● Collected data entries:

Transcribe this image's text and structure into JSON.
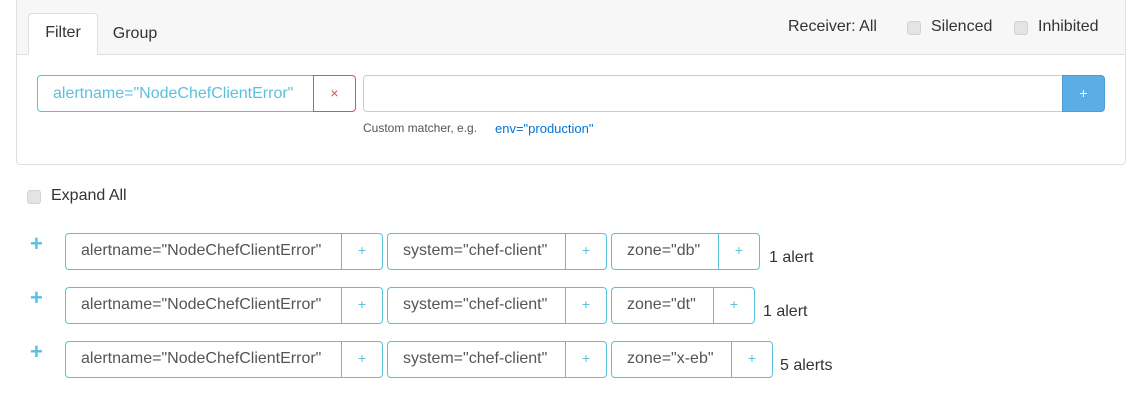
{
  "tabs": [
    {
      "label": "Filter",
      "active": true
    },
    {
      "label": "Group",
      "active": false
    }
  ],
  "header": {
    "receiver_label": "Receiver: All",
    "silenced_label": "Silenced",
    "inhibited_label": "Inhibited"
  },
  "filter": {
    "active_matcher": "alertname=\"NodeChefClientError\"",
    "remove_icon": "×",
    "input_value": "",
    "add_icon": "+",
    "help_text": "Custom matcher, e.g.",
    "help_example": "env=\"production\""
  },
  "expand_all_label": "Expand All",
  "groups": [
    {
      "labels": [
        "alertname=\"NodeChefClientError\"",
        "system=\"chef-client\"",
        "zone=\"db\""
      ],
      "count": "1 alert"
    },
    {
      "labels": [
        "alertname=\"NodeChefClientError\"",
        "system=\"chef-client\"",
        "zone=\"dt\""
      ],
      "count": "1 alert"
    },
    {
      "labels": [
        "alertname=\"NodeChefClientError\"",
        "system=\"chef-client\"",
        "zone=\"x-eb\""
      ],
      "count": "5 alerts"
    }
  ],
  "icons": {
    "plus": "+"
  },
  "colors": {
    "accent": "#5bc0de",
    "danger": "#d9534f",
    "primary": "#5bade5",
    "link": "#0275d8"
  }
}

● Exercise task: Reproduce the whole listing above word for word, but not its pictures.

● Answer to the exercise:
Transcribe this image's text and structure into JSON.
{
  "tabs": [
    {
      "label": "Filter",
      "active": true
    },
    {
      "label": "Group",
      "active": false
    }
  ],
  "header": {
    "receiver_label": "Receiver: All",
    "silenced_label": "Silenced",
    "inhibited_label": "Inhibited"
  },
  "filter": {
    "active_matcher": "alertname=\"NodeChefClientError\"",
    "remove_icon": "×",
    "input_value": "",
    "add_icon": "+",
    "help_text": "Custom matcher, e.g.",
    "help_example": "env=\"production\""
  },
  "expand_all_label": "Expand All",
  "groups": [
    {
      "labels": [
        "alertname=\"NodeChefClientError\"",
        "system=\"chef-client\"",
        "zone=\"db\""
      ],
      "count": "1 alert"
    },
    {
      "labels": [
        "alertname=\"NodeChefClientError\"",
        "system=\"chef-client\"",
        "zone=\"dt\""
      ],
      "count": "1 alert"
    },
    {
      "labels": [
        "alertname=\"NodeChefClientError\"",
        "system=\"chef-client\"",
        "zone=\"x-eb\""
      ],
      "count": "5 alerts"
    }
  ],
  "icons": {
    "plus": "+"
  },
  "colors": {
    "accent": "#5bc0de",
    "danger": "#d9534f",
    "primary": "#5bade5",
    "link": "#0275d8"
  }
}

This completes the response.